Atividades:
1. Responda com base na notícia sobre a visita ao Hospital Psiquiátrico Adauto Botelho:
(a) Qual cargo Sérgio Ricardo ocupa na Assembleia Legislativa?
(b) Qual foi o objetivo da visita técnica?
(c) Quem dirige o hospital?
2. Extraia da notícia sobre a visita ao Hospital Psiquiátrico Adauto Botelho tudo o que vai de "03/12/2010 21:20" até "participaram da vistoria.".
3. Reescreva em forma de lista o último parágrafo da notícia sobre a visita ao Hospital Psiquiátrico Adauto Botelho, que começa com "“Não podemos permitir", mantendo os fatos principais.

Bloco de texto:

···

Sérgio Ricardo quer nova política para saúde mental

“Não podemos permitir que dependentes químicos convivam com pessoas com distúrbios mentais”. A afirmação é do presidente da CPI da Saúde da Assembleia Legislativa, deputado Sérgio Ricardo (PR), durante visita técnica realizada no Hospital Psiquiátrico Adauto Botelho. O objetivo foi inspecionar as condições estruturais, administrativas e humanas da unidade hospitalar. O secretário de Estado de …

03/12/2010 21:20



“Não podemos permitir que dependentes químicos convivam com pessoas com distúrbios mentais”. A afirmação é do presidente da CPI da Saúde da Assembleia Legislativa, deputado Sérgio Ricardo (PR), durante visita técnica realizada no Hospital Psiquiátrico Adauto Botelho. O objetivo foi inspecionar as condições estruturais, administrativas e humanas da unidade hospitalar. O secretário de Estado de Saúde, Augusto Amaral, a diretora do hospital Janes Pimenta, e a Coordenadora de Políticas de Saúde Mental da SES, Áurea Assis, também participaram da vistoria.

···

Material fornecido:
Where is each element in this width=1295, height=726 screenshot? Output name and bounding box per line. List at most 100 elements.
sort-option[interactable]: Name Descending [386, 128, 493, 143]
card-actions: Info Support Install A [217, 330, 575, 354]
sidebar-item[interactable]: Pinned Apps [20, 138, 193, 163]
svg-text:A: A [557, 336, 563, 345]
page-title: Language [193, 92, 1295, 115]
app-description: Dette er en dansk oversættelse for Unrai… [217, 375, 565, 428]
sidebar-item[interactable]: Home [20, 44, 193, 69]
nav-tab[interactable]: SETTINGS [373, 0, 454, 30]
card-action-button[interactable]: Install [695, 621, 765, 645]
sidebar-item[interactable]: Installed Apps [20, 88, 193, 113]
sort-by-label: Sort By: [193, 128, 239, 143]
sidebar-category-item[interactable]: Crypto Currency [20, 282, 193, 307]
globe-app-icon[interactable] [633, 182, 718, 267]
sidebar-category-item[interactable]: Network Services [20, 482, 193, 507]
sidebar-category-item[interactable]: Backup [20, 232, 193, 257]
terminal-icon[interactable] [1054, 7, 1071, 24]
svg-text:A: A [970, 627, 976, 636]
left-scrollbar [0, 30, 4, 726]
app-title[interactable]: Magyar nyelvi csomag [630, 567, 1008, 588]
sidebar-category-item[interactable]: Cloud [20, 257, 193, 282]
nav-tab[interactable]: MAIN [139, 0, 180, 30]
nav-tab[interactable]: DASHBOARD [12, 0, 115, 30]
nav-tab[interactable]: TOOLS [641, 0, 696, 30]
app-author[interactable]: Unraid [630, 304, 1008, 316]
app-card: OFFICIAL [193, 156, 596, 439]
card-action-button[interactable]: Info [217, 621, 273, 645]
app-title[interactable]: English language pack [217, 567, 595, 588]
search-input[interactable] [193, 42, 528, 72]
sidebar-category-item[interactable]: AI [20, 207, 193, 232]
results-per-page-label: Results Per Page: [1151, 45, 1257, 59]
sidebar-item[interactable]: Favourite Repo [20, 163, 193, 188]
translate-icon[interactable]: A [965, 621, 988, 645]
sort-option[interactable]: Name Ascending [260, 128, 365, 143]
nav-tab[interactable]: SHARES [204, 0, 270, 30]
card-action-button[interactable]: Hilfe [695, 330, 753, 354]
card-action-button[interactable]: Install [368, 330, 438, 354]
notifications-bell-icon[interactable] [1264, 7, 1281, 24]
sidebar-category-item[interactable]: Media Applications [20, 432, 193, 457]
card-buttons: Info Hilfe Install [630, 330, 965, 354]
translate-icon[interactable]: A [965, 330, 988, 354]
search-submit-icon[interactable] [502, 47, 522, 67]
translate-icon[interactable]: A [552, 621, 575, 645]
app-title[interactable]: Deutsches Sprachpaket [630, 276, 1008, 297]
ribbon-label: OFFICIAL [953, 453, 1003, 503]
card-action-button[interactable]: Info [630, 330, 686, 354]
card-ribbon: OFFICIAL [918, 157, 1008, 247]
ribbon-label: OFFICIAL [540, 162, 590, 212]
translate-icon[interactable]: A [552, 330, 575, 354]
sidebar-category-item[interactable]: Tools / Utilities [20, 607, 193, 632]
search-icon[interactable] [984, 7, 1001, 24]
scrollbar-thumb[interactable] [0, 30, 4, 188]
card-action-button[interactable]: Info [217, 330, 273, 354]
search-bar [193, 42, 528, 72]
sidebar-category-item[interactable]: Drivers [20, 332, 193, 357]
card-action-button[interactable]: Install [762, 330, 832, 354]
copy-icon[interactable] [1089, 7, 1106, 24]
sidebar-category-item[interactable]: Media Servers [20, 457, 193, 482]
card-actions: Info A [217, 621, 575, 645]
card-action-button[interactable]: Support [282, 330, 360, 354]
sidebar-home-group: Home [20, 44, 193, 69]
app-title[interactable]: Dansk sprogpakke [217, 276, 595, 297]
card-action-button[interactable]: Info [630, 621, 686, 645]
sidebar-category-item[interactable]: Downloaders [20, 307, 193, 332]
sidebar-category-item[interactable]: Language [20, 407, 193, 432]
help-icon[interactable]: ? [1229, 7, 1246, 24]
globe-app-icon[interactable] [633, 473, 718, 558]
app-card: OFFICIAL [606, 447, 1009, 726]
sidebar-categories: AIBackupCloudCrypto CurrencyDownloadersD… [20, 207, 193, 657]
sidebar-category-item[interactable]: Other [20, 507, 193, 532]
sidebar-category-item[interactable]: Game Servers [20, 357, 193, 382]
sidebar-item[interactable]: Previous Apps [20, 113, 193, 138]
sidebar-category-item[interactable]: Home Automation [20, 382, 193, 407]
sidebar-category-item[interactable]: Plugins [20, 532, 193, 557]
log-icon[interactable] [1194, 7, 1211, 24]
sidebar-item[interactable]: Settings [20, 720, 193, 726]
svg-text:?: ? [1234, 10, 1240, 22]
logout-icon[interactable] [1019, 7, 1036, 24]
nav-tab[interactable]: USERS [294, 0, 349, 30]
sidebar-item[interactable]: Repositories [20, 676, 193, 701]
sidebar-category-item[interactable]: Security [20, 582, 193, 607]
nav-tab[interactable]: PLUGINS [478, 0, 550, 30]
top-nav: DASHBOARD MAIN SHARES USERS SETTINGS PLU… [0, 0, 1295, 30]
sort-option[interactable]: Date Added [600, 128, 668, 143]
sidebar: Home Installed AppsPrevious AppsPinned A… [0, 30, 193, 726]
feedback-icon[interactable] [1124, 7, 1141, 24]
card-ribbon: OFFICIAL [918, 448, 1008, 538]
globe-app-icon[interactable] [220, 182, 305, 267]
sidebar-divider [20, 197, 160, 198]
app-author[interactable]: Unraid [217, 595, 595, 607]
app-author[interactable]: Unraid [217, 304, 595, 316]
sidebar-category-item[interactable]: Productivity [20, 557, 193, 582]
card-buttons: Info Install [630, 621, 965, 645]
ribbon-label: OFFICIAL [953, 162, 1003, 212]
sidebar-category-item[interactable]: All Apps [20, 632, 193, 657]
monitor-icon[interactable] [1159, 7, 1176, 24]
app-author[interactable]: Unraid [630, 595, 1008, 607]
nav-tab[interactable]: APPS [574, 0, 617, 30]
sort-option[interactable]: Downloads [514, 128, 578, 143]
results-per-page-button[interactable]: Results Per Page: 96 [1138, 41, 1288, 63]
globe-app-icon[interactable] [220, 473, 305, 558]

···

Respostas das atividades:
1.
(a) Presidente da CPI da Saúde.
(b) Inspecionar as condições estruturais, administrativas e humanas da unidade hospitalar.
(c) Janes Pimenta.

2.
03/12/2010 21:20



“Não podemos permitir que dependentes químicos convivam com pessoas com distúrbios mentais”. A afirmação é do presidente da CPI da Saúde da Assembleia Legislativa, deputado Sérgio Ricardo (PR), durante visita técnica realizada no Hospital Psiquiátrico Adauto Botelho. O objetivo foi inspecionar as condições estruturais, administrativas e humanas da unidade hospitalar. O secretário de Estado de Saúde, Augusto Amaral, a diretora do hospital Janes Pimenta, e a Coordenadora de Políticas de Saúde Mental da SES, Áurea Assis, também participaram da vistoria.

3.
- O deputado Sérgio Ricardo (PR), presidente da CPI da Saúde da Assembleia Legislativa, afirmou que não se pode permitir que dependentes químicos convivam com pessoas com distúrbios mentais.
- A afirmação foi feita durante visita técnica ao Hospital Psiquiátrico Adauto Botelho.
- A visita teve o objetivo de inspecionar as condições estruturais, administrativas e humanas da unidade.
- Também participaram da vistoria o secretário de Estado de Saúde, Augusto Amaral, a diretora do hospital, Janes Pimenta, e a Coordenadora de Políticas de Saúde Mental da SES, Áurea Assis.